TASK INPUTS:
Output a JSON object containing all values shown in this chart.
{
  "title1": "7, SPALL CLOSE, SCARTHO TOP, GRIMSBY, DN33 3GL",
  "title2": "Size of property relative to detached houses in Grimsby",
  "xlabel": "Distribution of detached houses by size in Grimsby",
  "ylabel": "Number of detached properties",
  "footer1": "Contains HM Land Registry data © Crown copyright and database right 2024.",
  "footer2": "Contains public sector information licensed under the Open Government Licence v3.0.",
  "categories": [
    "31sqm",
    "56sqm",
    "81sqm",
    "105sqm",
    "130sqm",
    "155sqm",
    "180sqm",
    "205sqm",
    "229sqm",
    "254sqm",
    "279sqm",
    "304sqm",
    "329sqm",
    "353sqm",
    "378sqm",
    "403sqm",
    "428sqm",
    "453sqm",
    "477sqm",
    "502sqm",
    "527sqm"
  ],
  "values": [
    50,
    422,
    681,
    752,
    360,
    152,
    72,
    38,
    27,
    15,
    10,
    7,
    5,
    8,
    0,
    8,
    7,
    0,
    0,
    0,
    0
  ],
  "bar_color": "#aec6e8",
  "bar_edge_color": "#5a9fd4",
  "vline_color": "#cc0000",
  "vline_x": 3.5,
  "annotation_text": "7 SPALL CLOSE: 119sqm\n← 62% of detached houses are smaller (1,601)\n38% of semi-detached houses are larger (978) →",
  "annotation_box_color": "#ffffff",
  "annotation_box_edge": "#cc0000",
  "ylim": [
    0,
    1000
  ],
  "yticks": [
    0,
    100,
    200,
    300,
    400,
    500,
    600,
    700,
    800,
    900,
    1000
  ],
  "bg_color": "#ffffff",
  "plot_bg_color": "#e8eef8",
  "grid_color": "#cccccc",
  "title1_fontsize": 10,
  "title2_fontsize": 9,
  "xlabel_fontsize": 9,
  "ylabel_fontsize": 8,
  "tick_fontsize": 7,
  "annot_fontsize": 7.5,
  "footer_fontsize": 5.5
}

WORK REQUIRED: Repeat the entries shown above, every one, word for word.

RESPONSE:
Output a JSON object containing all values shown in this chart.
{
  "title1": "7, SPALL CLOSE, SCARTHO TOP, GRIMSBY, DN33 3GL",
  "title2": "Size of property relative to detached houses in Grimsby",
  "xlabel": "Distribution of detached houses by size in Grimsby",
  "ylabel": "Number of detached properties",
  "footer1": "Contains HM Land Registry data © Crown copyright and database right 2024.",
  "footer2": "Contains public sector information licensed under the Open Government Licence v3.0.",
  "categories": [
    "31sqm",
    "56sqm",
    "81sqm",
    "105sqm",
    "130sqm",
    "155sqm",
    "180sqm",
    "205sqm",
    "229sqm",
    "254sqm",
    "279sqm",
    "304sqm",
    "329sqm",
    "353sqm",
    "378sqm",
    "403sqm",
    "428sqm",
    "453sqm",
    "477sqm",
    "502sqm",
    "527sqm"
  ],
  "values": [
    50,
    422,
    681,
    752,
    360,
    152,
    72,
    38,
    27,
    15,
    10,
    7,
    5,
    8,
    0,
    8,
    7,
    0,
    0,
    0,
    0
  ],
  "bar_color": "#aec6e8",
  "bar_edge_color": "#5a9fd4",
  "vline_color": "#cc0000",
  "vline_x": 3.5,
  "annotation_text": "7 SPALL CLOSE: 119sqm\n← 62% of detached houses are smaller (1,601)\n38% of semi-detached houses are larger (978) →",
  "annotation_box_color": "#ffffff",
  "annotation_box_edge": "#cc0000",
  "ylim": [
    0,
    1000
  ],
  "yticks": [
    0,
    100,
    200,
    300,
    400,
    500,
    600,
    700,
    800,
    900,
    1000
  ],
  "bg_color": "#ffffff",
  "plot_bg_color": "#e8eef8",
  "grid_color": "#cccccc",
  "title1_fontsize": 10,
  "title2_fontsize": 9,
  "xlabel_fontsize": 9,
  "ylabel_fontsize": 8,
  "tick_fontsize": 7,
  "annot_fontsize": 7.5,
  "footer_fontsize": 5.5
}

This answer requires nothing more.